- Extracted data entries
>>>

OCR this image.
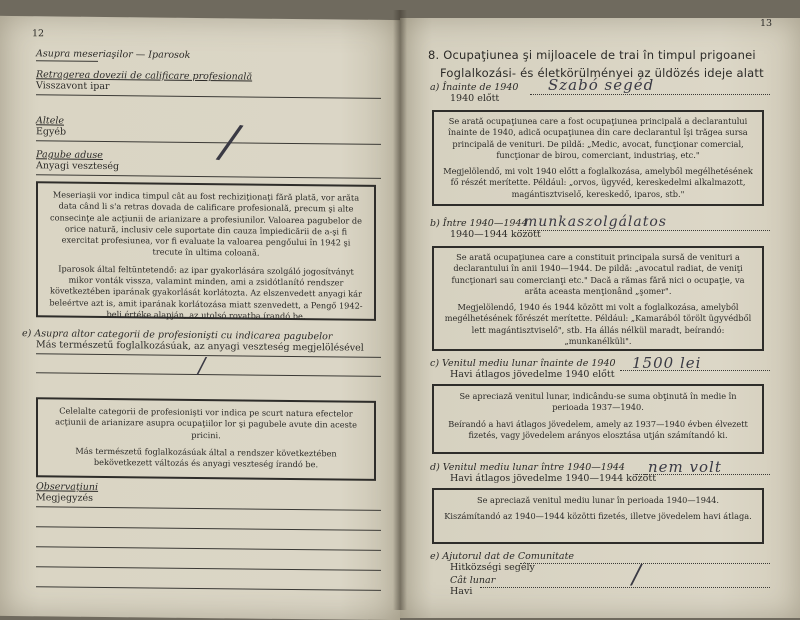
12
Asupra meseriaşilor — Iparosok
Retragerea dovezii de calificare profesională
Visszavont ipar
Altele
Egyéb
Pagube aduse
Anyagi veszteség /

Meseriaşii vor indica timpul cât au fost rechiziţionaţi fără plată, vor arăta data când li s'a retras dovada de calificare profesională, precum şi alte consecinţe ale acţiunii de arianizare a profesiunilor. Valoarea pagubelor de orice natură, inclusiv cele suportate din cauza împiedicării de a-şi fi exercitat profesiunea, vor fi evaluate la valoarea pengőului în 1942 şi trecute în ultima coloană.

Iparosok által feltüntetendő: az ipar gyakorlására szolgáló jogosítványt mikor vonták vissza, valamint minden, ami a zsidótlanító rendszer következtében iparának gyakorlását korlátozta. Az elszenvedett anyagi kár beleértve azt is, amit iparának korlátozása miatt szenvedett, a Pengő 1942-beli értéke alapján, az utolsó rovatba írandó be.

e) Asupra altor categorii de profesionişti cu indicarea pagubelor
Más természetű foglalkozásúak, az anyagi veszteség megjelölésével
/

Celelalte categorii de profesionişti vor indica pe scurt natura efectelor acţiunii de arianizare asupra ocupaţiilor lor şi pagubele avute din aceste pricini.

Más természetű foglalkozásúak által a rendszer következtében bekövetkezett változás és anyagi veszteség írandó be.

Observaţiuni
Megjegyzés
13
8. Ocupaţiunea şi mijloacele de trai în timpul prigoanei
Foglalkozási- és életkörülményei az üldözés ideje alatt
a) Înainte de 1940
1940 előtt
Szabó segéd

Se arată ocupaţiunea care a fost ocupaţiunea principală a declarantului înainte de 1940, adică ocupaţiunea din care declarantul îşi trăgea sursa principală de venituri. De pildă: „Medic, avocat, funcţionar comercial, funcţionar de birou, comerciant, industriaş, etc."

Megjelölendő, mi volt 1940 előtt a foglalkozása, amelyből megélhetésének fő részét merítette. Például: „orvos, ügyvéd, kereskedelmi alkalmazott, magántisztviselő, kereskedő, iparos, stb."

b) Între 1940—1944
1940—1944 között
munkaszolgálatos

Se arată ocupaţiunea care a constituit principala sursă de venituri a declarantului în anii 1940—1944. De pildă: „avocatul radiat, de veniţi funcţionari sau comercianţi etc." Dacă a rămas fără nici o ocupaţie, va arăta aceasta menţionând „şomer".

Megjelölendő, 1940 és 1944 között mi volt a foglalkozása, amelyből megélhetésének főrészét merítette. Például: „Kamarából törölt ügyvédből lett magántisztviselő", stb. Ha állás nélkül maradt, beírandó: „munkanélküli".

c) Venitul mediu lunar înainte de 1940
Havi átlagos jövedelme 1940 előtt
1500 lei

Se apreciază venitul lunar, indicându-se suma obţinută în medie în perioada 1937—1940.

Beírandó a havi átlagos jövedelem, amely az 1937—1940 évben élvezett fizetés, vagy jövedelem arányos elosztása utján számítandó ki.

d) Venitul mediu lunar între 1940—1944
Havi átlagos jövedelme 1940—1944 között
nem volt

Se apreciază venitul mediu lunar în perioada 1940—1944.

Kiszámítandó az 1940—1944 közötti fizetés, illetve jövedelem havi átlaga.

e) Ajutorul dat de Comunitate
Hitközségi segély
Cât lunar
Havi
/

<<<

- WRITTEN EXERCISE
Repeat the full listing above exactly, with no pictures in the copy.

- WRITTEN ANSWER
OCR this image.
12
Asupra meseriaşilor — Iparosok
Retragerea dovezii de calificare profesională
Visszavont ipar
Altele
Egyéb
Pagube aduse
Anyagi veszteség /

Meseriaşii vor indica timpul cât au fost rechiziţionaţi fără plată, vor arăta data când li s'a retras dovada de calificare profesională, precum şi alte consecinţe ale acţiunii de arianizare a profesiunilor. Valoarea pagubelor de orice natură, inclusiv cele suportate din cauza împiedicării de a-şi fi exercitat profesiunea, vor fi evaluate la valoarea pengőului în 1942 şi trecute în ultima coloană.

Iparosok által feltüntetendő: az ipar gyakorlására szolgáló jogosítványt mikor vonták vissza, valamint minden, ami a zsidótlanító rendszer következtében iparának gyakorlását korlátozta. Az elszenvedett anyagi kár beleértve azt is, amit iparának korlátozása miatt szenvedett, a Pengő 1942-beli értéke alapján, az utolsó rovatba írandó be.

e) Asupra altor categorii de profesionişti cu indicarea pagubelor
Más természetű foglalkozásúak, az anyagi veszteség megjelölésével
/

Celelalte categorii de profesionişti vor indica pe scurt natura efectelor acţiunii de arianizare asupra ocupaţiilor lor şi pagubele avute din aceste pricini.

Más természetű foglalkozásúak által a rendszer következtében bekövetkezett változás és anyagi veszteség írandó be.

Observaţiuni
Megjegyzés
13
8. Ocupaţiunea şi mijloacele de trai în timpul prigoanei
Foglalkozási- és életkörülményei az üldözés ideje alatt
a) Înainte de 1940
1940 előtt
Szabó segéd

Se arată ocupaţiunea care a fost ocupaţiunea principală a declarantului înainte de 1940, adică ocupaţiunea din care declarantul îşi trăgea sursa principală de venituri. De pildă: „Medic, avocat, funcţionar comercial, funcţionar de birou, comerciant, industriaş, etc."

Megjelölendő, mi volt 1940 előtt a foglalkozása, amelyből megélhetésének fő részét merítette. Például: „orvos, ügyvéd, kereskedelmi alkalmazott, magántisztviselő, kereskedő, iparos, stb."

b) Între 1940—1944
1940—1944 között
munkaszolgálatos

Se arată ocupaţiunea care a constituit principala sursă de venituri a declarantului în anii 1940—1944. De pildă: „avocatul radiat, de veniţi funcţionari sau comercianţi etc." Dacă a rămas fără nici o ocupaţie, va arăta aceasta menţionând „şomer".

Megjelölendő, 1940 és 1944 között mi volt a foglalkozása, amelyből megélhetésének főrészét merítette. Például: „Kamarából törölt ügyvédből lett magántisztviselő", stb. Ha állás nélkül maradt, beírandó: „munkanélküli".

c) Venitul mediu lunar înainte de 1940
Havi átlagos jövedelme 1940 előtt
1500 lei

Se apreciază venitul lunar, indicându-se suma obţinută în medie în perioada 1937—1940.

Beírandó a havi átlagos jövedelem, amely az 1937—1940 évben élvezett fizetés, vagy jövedelem arányos elosztása utján számítandó ki.

d) Venitul mediu lunar între 1940—1944
Havi átlagos jövedelme 1940—1944 között
nem volt

Se apreciază venitul mediu lunar în perioada 1940—1944.

Kiszámítandó az 1940—1944 közötti fizetés, illetve jövedelem havi átlaga.

e) Ajutorul dat de Comunitate
Hitközségi segély
Cât lunar
Havi
/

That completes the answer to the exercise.